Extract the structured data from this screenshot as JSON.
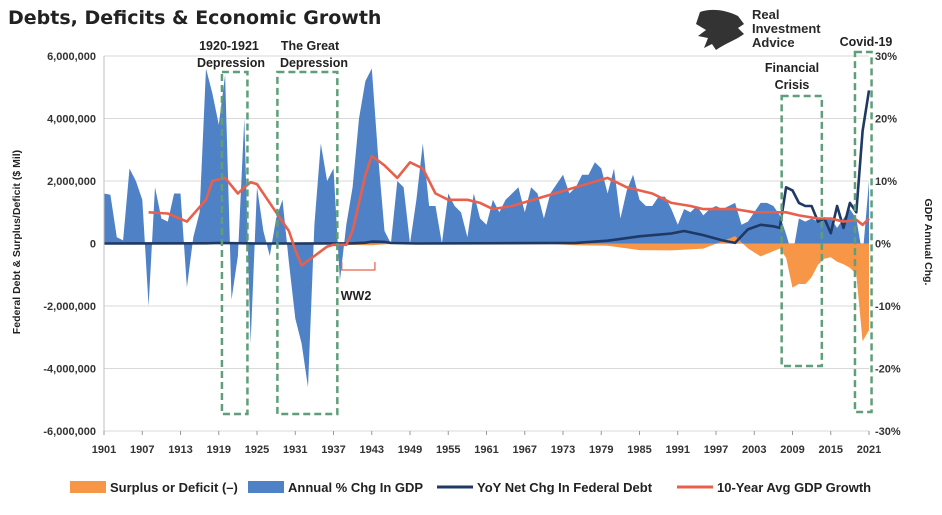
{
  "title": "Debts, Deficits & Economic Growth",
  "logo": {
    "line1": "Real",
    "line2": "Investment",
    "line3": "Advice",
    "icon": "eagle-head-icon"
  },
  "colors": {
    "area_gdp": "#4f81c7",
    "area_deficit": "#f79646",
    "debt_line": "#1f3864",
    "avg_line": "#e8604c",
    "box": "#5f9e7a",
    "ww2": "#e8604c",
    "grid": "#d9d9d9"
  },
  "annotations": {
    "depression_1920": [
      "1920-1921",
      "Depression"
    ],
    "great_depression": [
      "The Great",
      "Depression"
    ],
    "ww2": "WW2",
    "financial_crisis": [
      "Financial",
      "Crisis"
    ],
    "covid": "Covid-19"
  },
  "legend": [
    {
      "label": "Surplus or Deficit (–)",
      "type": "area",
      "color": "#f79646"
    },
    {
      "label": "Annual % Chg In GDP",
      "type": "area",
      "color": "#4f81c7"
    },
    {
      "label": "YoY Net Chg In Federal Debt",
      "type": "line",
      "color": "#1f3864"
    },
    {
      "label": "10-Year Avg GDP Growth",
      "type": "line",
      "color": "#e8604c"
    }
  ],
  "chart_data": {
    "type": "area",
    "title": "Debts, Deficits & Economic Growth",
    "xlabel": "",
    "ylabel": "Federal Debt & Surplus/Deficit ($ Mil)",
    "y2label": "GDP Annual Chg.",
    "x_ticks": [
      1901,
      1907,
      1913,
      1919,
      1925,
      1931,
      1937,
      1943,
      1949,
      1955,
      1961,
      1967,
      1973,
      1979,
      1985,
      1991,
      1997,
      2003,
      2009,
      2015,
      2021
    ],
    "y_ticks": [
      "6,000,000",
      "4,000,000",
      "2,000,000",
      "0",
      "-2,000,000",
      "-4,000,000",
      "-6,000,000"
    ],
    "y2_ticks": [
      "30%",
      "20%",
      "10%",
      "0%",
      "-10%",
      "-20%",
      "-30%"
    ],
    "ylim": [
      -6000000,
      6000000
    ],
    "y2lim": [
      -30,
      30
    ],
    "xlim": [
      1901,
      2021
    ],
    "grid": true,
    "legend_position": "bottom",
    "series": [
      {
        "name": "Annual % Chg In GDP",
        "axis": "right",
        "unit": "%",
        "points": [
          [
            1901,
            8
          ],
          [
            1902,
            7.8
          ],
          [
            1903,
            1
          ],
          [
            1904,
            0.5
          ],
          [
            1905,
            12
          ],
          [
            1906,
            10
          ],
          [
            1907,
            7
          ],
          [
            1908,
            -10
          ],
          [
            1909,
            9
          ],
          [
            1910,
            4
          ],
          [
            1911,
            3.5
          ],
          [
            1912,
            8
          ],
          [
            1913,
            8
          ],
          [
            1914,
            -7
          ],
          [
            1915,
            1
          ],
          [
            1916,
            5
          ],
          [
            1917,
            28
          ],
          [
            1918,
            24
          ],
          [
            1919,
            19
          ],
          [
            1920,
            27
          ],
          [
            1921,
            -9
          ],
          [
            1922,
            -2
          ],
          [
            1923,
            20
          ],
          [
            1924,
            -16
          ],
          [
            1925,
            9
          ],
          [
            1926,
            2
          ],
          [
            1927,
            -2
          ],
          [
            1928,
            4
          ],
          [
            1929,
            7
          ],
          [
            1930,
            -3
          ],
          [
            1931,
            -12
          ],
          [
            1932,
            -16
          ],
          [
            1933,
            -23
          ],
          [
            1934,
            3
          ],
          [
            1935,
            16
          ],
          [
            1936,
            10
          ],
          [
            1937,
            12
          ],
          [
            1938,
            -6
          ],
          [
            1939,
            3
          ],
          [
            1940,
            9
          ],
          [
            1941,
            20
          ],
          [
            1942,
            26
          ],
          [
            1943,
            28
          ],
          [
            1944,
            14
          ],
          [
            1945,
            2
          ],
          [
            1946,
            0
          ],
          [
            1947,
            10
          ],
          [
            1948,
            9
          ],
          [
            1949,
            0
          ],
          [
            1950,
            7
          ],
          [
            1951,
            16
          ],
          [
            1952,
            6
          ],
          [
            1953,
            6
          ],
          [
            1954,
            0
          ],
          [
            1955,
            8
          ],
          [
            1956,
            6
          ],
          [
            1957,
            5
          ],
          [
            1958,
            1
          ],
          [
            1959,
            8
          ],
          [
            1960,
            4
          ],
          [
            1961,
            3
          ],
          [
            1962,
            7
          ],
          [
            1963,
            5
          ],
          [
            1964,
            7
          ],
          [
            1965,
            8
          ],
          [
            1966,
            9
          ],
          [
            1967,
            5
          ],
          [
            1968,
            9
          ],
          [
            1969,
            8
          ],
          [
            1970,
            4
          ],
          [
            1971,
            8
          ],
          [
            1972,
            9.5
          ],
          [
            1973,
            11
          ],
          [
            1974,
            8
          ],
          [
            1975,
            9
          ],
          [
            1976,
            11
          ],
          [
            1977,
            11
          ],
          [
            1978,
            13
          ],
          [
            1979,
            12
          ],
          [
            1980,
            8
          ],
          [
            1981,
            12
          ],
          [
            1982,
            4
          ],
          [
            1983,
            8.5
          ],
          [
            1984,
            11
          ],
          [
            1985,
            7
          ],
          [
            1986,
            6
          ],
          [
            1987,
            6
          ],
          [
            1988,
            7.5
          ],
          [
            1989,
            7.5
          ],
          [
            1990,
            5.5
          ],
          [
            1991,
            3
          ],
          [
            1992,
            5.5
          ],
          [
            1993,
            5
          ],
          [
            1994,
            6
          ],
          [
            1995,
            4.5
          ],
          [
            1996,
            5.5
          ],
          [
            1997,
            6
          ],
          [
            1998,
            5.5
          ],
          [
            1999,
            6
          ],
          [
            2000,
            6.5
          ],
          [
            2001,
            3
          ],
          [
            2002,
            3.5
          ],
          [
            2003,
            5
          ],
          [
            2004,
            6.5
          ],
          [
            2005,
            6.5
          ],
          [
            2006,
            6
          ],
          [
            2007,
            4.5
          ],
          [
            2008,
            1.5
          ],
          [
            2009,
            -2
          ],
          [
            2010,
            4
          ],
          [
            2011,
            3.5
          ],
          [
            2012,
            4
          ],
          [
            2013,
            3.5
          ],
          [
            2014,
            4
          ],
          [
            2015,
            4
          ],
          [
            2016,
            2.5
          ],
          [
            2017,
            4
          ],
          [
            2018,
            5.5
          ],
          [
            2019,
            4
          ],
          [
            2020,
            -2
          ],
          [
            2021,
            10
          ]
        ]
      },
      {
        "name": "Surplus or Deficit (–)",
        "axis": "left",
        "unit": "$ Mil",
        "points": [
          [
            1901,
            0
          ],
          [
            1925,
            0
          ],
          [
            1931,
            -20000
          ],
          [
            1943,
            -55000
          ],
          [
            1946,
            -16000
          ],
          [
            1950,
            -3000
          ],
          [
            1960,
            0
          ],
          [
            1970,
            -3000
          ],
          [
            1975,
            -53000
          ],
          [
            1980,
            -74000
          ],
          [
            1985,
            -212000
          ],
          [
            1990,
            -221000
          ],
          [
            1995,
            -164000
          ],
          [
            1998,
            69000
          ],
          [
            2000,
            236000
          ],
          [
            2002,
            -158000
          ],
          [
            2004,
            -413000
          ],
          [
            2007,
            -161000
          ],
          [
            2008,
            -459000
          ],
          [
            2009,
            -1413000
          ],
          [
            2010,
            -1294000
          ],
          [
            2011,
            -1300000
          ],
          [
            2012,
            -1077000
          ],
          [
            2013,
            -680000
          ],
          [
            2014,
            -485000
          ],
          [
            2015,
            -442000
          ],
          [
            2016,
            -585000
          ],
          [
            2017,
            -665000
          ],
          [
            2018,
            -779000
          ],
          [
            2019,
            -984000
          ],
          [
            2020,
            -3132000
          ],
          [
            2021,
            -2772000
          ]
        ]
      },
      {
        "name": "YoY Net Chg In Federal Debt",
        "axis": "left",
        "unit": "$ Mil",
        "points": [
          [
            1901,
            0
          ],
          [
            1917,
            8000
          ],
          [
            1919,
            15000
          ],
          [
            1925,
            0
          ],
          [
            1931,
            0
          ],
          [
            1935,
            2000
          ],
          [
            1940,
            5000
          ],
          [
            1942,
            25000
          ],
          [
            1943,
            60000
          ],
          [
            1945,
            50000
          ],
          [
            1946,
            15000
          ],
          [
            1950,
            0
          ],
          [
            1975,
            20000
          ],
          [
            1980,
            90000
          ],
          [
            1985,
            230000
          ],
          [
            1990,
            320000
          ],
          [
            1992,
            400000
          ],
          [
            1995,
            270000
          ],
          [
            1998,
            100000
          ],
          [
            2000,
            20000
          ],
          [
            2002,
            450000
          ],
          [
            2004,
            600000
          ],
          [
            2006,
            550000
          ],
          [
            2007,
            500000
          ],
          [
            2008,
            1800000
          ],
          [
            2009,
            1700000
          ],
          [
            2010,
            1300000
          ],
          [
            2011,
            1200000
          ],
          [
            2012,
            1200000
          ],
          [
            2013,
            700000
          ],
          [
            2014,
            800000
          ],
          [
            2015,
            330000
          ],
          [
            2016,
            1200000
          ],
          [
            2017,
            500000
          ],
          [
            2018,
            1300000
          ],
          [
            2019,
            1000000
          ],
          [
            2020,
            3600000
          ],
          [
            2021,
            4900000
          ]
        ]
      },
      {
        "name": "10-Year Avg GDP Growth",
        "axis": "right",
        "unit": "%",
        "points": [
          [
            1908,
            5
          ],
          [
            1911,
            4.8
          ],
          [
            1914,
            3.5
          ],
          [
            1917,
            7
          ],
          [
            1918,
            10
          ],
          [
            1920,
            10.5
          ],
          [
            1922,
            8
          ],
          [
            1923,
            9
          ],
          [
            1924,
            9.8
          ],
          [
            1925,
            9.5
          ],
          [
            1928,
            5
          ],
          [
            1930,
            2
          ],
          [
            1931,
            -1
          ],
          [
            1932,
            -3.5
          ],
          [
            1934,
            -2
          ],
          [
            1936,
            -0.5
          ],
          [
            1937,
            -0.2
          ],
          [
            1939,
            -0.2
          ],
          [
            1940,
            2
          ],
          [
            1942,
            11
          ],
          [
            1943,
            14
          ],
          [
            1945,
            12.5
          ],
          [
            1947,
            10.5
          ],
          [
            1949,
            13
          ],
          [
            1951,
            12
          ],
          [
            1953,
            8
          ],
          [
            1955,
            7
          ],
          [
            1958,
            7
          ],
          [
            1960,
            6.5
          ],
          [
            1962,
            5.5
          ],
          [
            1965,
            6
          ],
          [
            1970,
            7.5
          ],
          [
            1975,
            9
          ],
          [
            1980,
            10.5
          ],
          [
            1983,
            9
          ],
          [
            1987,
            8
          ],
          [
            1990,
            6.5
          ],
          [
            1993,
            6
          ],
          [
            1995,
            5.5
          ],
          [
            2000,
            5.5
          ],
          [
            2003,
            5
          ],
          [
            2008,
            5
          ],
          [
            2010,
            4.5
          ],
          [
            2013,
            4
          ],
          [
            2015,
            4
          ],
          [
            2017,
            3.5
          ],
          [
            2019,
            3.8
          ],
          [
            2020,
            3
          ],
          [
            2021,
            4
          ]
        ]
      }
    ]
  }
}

##########

Check every line of the records above for the string "Federal" and say how many contain it, giving the number alone.

§ Answer below: 3